Dataset entries on figures

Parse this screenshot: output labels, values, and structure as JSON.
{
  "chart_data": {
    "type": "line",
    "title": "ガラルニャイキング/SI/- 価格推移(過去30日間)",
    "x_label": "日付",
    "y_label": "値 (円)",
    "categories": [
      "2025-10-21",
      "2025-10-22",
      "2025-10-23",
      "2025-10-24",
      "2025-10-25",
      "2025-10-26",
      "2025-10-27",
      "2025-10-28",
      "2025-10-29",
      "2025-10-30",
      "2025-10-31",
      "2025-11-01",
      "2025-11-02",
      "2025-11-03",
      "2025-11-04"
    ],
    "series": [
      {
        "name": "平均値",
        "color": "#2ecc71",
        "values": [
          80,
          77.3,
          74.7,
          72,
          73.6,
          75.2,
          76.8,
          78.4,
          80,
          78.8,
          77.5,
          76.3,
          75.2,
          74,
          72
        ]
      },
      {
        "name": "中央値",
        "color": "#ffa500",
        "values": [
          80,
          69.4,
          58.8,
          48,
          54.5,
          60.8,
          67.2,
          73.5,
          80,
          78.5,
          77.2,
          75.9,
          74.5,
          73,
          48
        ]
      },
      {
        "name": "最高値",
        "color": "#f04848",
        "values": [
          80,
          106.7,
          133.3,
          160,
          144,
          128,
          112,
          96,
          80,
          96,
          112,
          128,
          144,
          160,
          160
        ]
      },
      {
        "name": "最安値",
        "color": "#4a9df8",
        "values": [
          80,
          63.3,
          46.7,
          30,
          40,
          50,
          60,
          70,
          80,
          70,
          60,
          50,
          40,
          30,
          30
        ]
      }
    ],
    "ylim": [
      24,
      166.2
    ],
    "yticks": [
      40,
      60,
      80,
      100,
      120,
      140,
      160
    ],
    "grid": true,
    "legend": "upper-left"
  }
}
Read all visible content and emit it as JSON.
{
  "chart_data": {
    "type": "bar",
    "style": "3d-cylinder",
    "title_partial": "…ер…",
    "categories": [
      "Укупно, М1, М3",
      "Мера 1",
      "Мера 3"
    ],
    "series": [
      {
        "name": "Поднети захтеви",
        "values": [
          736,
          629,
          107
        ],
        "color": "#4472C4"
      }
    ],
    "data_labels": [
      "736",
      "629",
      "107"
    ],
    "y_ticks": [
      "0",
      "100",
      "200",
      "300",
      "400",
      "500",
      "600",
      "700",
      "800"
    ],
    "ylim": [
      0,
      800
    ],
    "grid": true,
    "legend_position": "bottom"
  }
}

WHAT YOU WILL DO: Extract every record and return it verbatim.

OUTPUT FOR THIS EXERCISE:
Parse this screenshot: output labels, values, and structure as JSON.
{
  "chart_data": {
    "type": "line",
    "title": "ガラルニャイキング/SI/- 価格推移(過去30日間)",
    "x_label": "日付",
    "y_label": "値 (円)",
    "categories": [
      "2025-10-21",
      "2025-10-22",
      "2025-10-23",
      "2025-10-24",
      "2025-10-25",
      "2025-10-26",
      "2025-10-27",
      "2025-10-28",
      "2025-10-29",
      "2025-10-30",
      "2025-10-31",
      "2025-11-01",
      "2025-11-02",
      "2025-11-03",
      "2025-11-04"
    ],
    "series": [
      {
        "name": "平均値",
        "color": "#2ecc71",
        "values": [
          80,
          77.3,
          74.7,
          72,
          73.6,
          75.2,
          76.8,
          78.4,
          80,
          78.8,
          77.5,
          76.3,
          75.2,
          74,
          72
        ]
      },
      {
        "name": "中央値",
        "color": "#ffa500",
        "values": [
          80,
          69.4,
          58.8,
          48,
          54.5,
          60.8,
          67.2,
          73.5,
          80,
          78.5,
          77.2,
          75.9,
          74.5,
          73,
          48
        ]
      },
      {
        "name": "最高値",
        "color": "#f04848",
        "values": [
          80,
          106.7,
          133.3,
          160,
          144,
          128,
          112,
          96,
          80,
          96,
          112,
          128,
          144,
          160,
          160
        ]
      },
      {
        "name": "最安値",
        "color": "#4a9df8",
        "values": [
          80,
          63.3,
          46.7,
          30,
          40,
          50,
          60,
          70,
          80,
          70,
          60,
          50,
          40,
          30,
          30
        ]
      }
    ],
    "ylim": [
      24,
      166.2
    ],
    "yticks": [
      40,
      60,
      80,
      100,
      120,
      140,
      160
    ],
    "grid": true,
    "legend": "upper-left"
  }
}
Read all visible content and emit it as JSON.
{
  "chart_data": {
    "type": "bar",
    "style": "3d-cylinder",
    "title_partial": "…ер…",
    "categories": [
      "Укупно, М1, М3",
      "Мера 1",
      "Мера 3"
    ],
    "series": [
      {
        "name": "Поднети захтеви",
        "values": [
          736,
          629,
          107
        ],
        "color": "#4472C4"
      }
    ],
    "data_labels": [
      "736",
      "629",
      "107"
    ],
    "y_ticks": [
      "0",
      "100",
      "200",
      "300",
      "400",
      "500",
      "600",
      "700",
      "800"
    ],
    "ylim": [
      0,
      800
    ],
    "grid": true,
    "legend_position": "bottom"
  }
}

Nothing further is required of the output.